[Records excerpted from a collection]
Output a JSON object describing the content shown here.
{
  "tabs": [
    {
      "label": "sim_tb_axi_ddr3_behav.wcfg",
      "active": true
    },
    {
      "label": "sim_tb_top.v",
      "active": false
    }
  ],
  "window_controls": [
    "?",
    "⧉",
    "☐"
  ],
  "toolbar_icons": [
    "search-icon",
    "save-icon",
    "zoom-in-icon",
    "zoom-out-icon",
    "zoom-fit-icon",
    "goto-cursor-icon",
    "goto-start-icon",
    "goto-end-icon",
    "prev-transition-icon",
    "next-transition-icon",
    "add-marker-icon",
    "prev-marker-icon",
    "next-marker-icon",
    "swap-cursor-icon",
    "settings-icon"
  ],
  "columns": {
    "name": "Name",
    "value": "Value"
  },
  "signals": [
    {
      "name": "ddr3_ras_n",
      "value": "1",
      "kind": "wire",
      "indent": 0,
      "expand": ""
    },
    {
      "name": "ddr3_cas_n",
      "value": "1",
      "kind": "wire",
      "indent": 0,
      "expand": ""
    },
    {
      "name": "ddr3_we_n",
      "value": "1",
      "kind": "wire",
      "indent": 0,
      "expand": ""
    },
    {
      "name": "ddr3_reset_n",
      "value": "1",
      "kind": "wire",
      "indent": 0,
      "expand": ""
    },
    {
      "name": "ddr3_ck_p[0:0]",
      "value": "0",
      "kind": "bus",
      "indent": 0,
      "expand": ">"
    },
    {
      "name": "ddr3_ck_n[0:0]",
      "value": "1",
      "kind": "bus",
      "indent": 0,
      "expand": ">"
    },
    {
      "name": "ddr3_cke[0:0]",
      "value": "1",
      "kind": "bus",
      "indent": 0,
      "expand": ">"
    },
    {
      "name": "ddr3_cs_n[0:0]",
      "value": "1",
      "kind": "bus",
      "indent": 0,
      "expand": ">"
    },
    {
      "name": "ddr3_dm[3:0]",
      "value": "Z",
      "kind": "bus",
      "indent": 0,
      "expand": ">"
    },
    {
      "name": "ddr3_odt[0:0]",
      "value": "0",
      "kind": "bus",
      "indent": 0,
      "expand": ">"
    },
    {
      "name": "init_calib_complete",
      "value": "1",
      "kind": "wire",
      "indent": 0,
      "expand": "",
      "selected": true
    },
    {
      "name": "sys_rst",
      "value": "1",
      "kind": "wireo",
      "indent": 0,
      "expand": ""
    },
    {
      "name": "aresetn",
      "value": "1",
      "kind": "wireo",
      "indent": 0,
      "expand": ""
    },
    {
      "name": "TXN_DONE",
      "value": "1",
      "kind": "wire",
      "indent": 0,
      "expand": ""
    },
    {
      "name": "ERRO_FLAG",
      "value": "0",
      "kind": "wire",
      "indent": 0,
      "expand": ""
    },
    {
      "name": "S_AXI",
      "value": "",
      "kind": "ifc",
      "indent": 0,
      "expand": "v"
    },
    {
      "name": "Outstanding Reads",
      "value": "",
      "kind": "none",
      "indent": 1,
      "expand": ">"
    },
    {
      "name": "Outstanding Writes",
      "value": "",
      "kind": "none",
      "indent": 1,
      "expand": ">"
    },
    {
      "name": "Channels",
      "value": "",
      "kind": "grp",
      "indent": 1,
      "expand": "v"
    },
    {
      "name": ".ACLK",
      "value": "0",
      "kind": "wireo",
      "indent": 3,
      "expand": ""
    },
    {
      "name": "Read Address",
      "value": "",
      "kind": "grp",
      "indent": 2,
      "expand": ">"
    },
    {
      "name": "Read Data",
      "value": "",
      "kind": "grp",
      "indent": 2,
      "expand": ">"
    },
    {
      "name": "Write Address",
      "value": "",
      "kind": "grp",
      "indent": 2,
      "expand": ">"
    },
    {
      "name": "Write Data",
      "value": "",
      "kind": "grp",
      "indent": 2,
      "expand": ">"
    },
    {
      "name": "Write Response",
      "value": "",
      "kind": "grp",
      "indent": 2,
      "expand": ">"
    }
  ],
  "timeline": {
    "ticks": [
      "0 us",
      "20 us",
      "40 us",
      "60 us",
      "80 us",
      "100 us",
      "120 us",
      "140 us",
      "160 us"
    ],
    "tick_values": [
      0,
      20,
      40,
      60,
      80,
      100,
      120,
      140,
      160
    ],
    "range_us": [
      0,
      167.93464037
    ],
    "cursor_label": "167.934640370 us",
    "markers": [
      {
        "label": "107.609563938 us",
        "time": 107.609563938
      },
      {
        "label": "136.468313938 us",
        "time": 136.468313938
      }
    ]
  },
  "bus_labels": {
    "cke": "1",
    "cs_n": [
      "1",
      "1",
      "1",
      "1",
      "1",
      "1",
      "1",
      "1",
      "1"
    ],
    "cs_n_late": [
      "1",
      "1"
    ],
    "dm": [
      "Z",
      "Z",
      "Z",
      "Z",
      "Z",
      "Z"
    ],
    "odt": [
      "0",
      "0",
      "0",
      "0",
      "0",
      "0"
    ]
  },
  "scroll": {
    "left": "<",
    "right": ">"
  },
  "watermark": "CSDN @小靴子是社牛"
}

- [What the exercise asks] Retype every entry above, word for word.

- [Finished exercise]
Output a JSON object describing the content shown here.
{
  "tabs": [
    {
      "label": "sim_tb_axi_ddr3_behav.wcfg",
      "active": true
    },
    {
      "label": "sim_tb_top.v",
      "active": false
    }
  ],
  "window_controls": [
    "?",
    "⧉",
    "☐"
  ],
  "toolbar_icons": [
    "search-icon",
    "save-icon",
    "zoom-in-icon",
    "zoom-out-icon",
    "zoom-fit-icon",
    "goto-cursor-icon",
    "goto-start-icon",
    "goto-end-icon",
    "prev-transition-icon",
    "next-transition-icon",
    "add-marker-icon",
    "prev-marker-icon",
    "next-marker-icon",
    "swap-cursor-icon",
    "settings-icon"
  ],
  "columns": {
    "name": "Name",
    "value": "Value"
  },
  "signals": [
    {
      "name": "ddr3_ras_n",
      "value": "1",
      "kind": "wire",
      "indent": 0,
      "expand": ""
    },
    {
      "name": "ddr3_cas_n",
      "value": "1",
      "kind": "wire",
      "indent": 0,
      "expand": ""
    },
    {
      "name": "ddr3_we_n",
      "value": "1",
      "kind": "wire",
      "indent": 0,
      "expand": ""
    },
    {
      "name": "ddr3_reset_n",
      "value": "1",
      "kind": "wire",
      "indent": 0,
      "expand": ""
    },
    {
      "name": "ddr3_ck_p[0:0]",
      "value": "0",
      "kind": "bus",
      "indent": 0,
      "expand": ">"
    },
    {
      "name": "ddr3_ck_n[0:0]",
      "value": "1",
      "kind": "bus",
      "indent": 0,
      "expand": ">"
    },
    {
      "name": "ddr3_cke[0:0]",
      "value": "1",
      "kind": "bus",
      "indent": 0,
      "expand": ">"
    },
    {
      "name": "ddr3_cs_n[0:0]",
      "value": "1",
      "kind": "bus",
      "indent": 0,
      "expand": ">"
    },
    {
      "name": "ddr3_dm[3:0]",
      "value": "Z",
      "kind": "bus",
      "indent": 0,
      "expand": ">"
    },
    {
      "name": "ddr3_odt[0:0]",
      "value": "0",
      "kind": "bus",
      "indent": 0,
      "expand": ">"
    },
    {
      "name": "init_calib_complete",
      "value": "1",
      "kind": "wire",
      "indent": 0,
      "expand": "",
      "selected": true
    },
    {
      "name": "sys_rst",
      "value": "1",
      "kind": "wireo",
      "indent": 0,
      "expand": ""
    },
    {
      "name": "aresetn",
      "value": "1",
      "kind": "wireo",
      "indent": 0,
      "expand": ""
    },
    {
      "name": "TXN_DONE",
      "value": "1",
      "kind": "wire",
      "indent": 0,
      "expand": ""
    },
    {
      "name": "ERRO_FLAG",
      "value": "0",
      "kind": "wire",
      "indent": 0,
      "expand": ""
    },
    {
      "name": "S_AXI",
      "value": "",
      "kind": "ifc",
      "indent": 0,
      "expand": "v"
    },
    {
      "name": "Outstanding Reads",
      "value": "",
      "kind": "none",
      "indent": 1,
      "expand": ">"
    },
    {
      "name": "Outstanding Writes",
      "value": "",
      "kind": "none",
      "indent": 1,
      "expand": ">"
    },
    {
      "name": "Channels",
      "value": "",
      "kind": "grp",
      "indent": 1,
      "expand": "v"
    },
    {
      "name": ".ACLK",
      "value": "0",
      "kind": "wireo",
      "indent": 3,
      "expand": ""
    },
    {
      "name": "Read Address",
      "value": "",
      "kind": "grp",
      "indent": 2,
      "expand": ">"
    },
    {
      "name": "Read Data",
      "value": "",
      "kind": "grp",
      "indent": 2,
      "expand": ">"
    },
    {
      "name": "Write Address",
      "value": "",
      "kind": "grp",
      "indent": 2,
      "expand": ">"
    },
    {
      "name": "Write Data",
      "value": "",
      "kind": "grp",
      "indent": 2,
      "expand": ">"
    },
    {
      "name": "Write Response",
      "value": "",
      "kind": "grp",
      "indent": 2,
      "expand": ">"
    }
  ],
  "timeline": {
    "ticks": [
      "0 us",
      "20 us",
      "40 us",
      "60 us",
      "80 us",
      "100 us",
      "120 us",
      "140 us",
      "160 us"
    ],
    "tick_values": [
      0,
      20,
      40,
      60,
      80,
      100,
      120,
      140,
      160
    ],
    "range_us": [
      0,
      167.93464037
    ],
    "cursor_label": "167.934640370 us",
    "markers": [
      {
        "label": "107.609563938 us",
        "time": 107.609563938
      },
      {
        "label": "136.468313938 us",
        "time": 136.468313938
      }
    ]
  },
  "bus_labels": {
    "cke": "1",
    "cs_n": [
      "1",
      "1",
      "1",
      "1",
      "1",
      "1",
      "1",
      "1",
      "1"
    ],
    "cs_n_late": [
      "1",
      "1"
    ],
    "dm": [
      "Z",
      "Z",
      "Z",
      "Z",
      "Z",
      "Z"
    ],
    "odt": [
      "0",
      "0",
      "0",
      "0",
      "0",
      "0"
    ]
  },
  "scroll": {
    "left": "<",
    "right": ">"
  },
  "watermark": "CSDN @小靴子是社牛"
}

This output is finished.